──────── Wyodrębniony tekst ────────

Tobiasz Musielak przed drugą operacją. "Lekarz twierdził, że mogę się ścigać"
Młodzieżowiec Unii Leszno, Tobiasz Musielak, przejdzie we wtorek kolejną operację ręki. - Zupełnie tego nie zakładałem - przyznaje zawodnik, który zrobi wszystko, by nie stracić przygotowań do sezonu.
Tobiasz Musielak zmaga się z kontuzją od lipca tego roku, kiedy doznał poważnie wyglądającego upadku podczas zawodów Ligi Juniorów. Choć 20-latek powrócił w końcówce sezonu na tor, w dalszym ciągu doskwierał mu ból ręki, która została wcześniej złamana. Przeprowadzone niedawno badania wykazały, że konieczny będzie kolejny zabieg. - Zupełnie tej drugiej operacji nie zakładałem. Okazało się jednak, że jest ona potrzebna - przyznał Musielak, który do stycznia będzie przechodzić kolejną rehabilitację.
Pomimo doskwierającego bólu, zawodnik wystąpił pod koniec września w Memoriale Alfreda Smoczyka. Zapytany, czy szybki powrót na tor mógł być przyczyną zdrowotnych komplikacji, powiedział: - Być może, ale nie mam pewności, czy tak rzeczywiście było. Lekarz twierdził, że nic się nie powinno stać i pozwolił mi startować w zawodach. Stało się inaczej, ale co mogę na to poradzić. Mleko się jednak rozlało i na pewno nie będę nad nim płakał.

──────── Dostarczone wpisy ────────

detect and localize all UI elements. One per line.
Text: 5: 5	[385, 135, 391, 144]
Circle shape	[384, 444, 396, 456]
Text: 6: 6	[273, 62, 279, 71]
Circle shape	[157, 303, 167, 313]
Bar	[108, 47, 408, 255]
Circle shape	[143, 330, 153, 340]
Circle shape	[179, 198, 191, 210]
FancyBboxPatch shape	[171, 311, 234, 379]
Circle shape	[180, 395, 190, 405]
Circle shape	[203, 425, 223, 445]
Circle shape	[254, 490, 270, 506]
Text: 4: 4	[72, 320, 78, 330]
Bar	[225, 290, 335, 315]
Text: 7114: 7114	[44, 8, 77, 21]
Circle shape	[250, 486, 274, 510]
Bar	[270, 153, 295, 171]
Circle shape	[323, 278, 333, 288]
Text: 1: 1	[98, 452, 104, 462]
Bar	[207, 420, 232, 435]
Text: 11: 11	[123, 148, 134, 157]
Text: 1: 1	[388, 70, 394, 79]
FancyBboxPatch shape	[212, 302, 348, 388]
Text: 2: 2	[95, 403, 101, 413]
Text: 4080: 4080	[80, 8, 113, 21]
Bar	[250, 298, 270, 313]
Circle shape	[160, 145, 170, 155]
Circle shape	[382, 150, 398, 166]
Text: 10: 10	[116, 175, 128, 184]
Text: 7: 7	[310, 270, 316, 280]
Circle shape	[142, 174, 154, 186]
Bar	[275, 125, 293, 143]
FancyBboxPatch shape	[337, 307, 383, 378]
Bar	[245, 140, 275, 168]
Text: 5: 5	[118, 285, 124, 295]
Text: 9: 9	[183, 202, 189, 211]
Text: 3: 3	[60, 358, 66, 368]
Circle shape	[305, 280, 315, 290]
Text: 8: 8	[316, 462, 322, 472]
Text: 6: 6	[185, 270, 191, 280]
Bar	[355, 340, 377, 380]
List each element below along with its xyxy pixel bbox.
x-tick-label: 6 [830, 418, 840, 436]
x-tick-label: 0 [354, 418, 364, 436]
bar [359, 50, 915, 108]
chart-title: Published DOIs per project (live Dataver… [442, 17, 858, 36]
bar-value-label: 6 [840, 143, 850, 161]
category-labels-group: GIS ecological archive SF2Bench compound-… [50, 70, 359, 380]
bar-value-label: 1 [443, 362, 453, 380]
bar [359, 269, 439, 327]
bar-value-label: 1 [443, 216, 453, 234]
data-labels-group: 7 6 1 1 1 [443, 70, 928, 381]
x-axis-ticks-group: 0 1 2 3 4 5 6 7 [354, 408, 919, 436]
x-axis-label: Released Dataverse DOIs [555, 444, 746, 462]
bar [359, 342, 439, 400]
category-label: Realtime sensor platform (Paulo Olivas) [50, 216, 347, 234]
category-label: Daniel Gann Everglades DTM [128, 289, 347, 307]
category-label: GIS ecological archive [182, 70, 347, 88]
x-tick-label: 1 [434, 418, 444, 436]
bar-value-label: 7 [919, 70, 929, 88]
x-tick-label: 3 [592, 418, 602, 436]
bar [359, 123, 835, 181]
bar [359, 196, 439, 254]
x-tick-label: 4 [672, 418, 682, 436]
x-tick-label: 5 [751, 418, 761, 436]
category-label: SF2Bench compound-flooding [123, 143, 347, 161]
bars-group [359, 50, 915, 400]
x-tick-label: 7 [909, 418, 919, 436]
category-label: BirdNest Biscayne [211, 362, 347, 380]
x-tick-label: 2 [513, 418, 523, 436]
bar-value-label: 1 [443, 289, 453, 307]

────────

- [Zadania do wykonania]
• 1. Oceń, czy poniższe stwierdzenia zgadzają się z artykułem o Tobiaszu Musielaku. Przy każdym odpowiedz „tak” lub „nie” i przytocz rozstrzygające słowa artykułu. (a) Musielak doznał upadku podczas zawodów Ligi Juniorów w lipcu. (b) Lekarz zabronił Musielakowi startu w zawodach. (c) Rehabilitacja zawodnika potrwa do marca.
• 2. Podaj na podstawie artykułu o Tobiaszu Musielaku dzień tygodnia, w którym zawodnik przejdzie kolejną operację ręki.
• 3. Streść artykuł o Tobiaszu Musielaku w dwóch zdaniach.
Wpisy nie są potrzebne do pracy z artykułem.

- [Wyniki]
• 1.
(a) Tak: „od lipca tego roku, kiedy doznał poważnie wyglądającego upadku podczas zawodów Ligi Juniorów”.
(b) Nie: „Lekarz twierdził, że nic się nie powinno stać i pozwolił mi startować w zawodach”.
(c) Nie: „do stycznia będzie przechodzić kolejną rehabilitację”.

• 2. We wtorek.

• 3. Tobiasz Musielak, młodzieżowiec Unii Leszno, przejdzie we wtorek kolejną operację złamanej wcześniej ręki, ponieważ badania wykazały, że zabieg jest konieczny. Zawodnik zmaga się z kontuzją od lipcowego upadku w Lidze Juniorów, a mimo bólu wystartował pod koniec września w Memoriale Alfreda Smoczyka, na co pozwolił mu lekarz.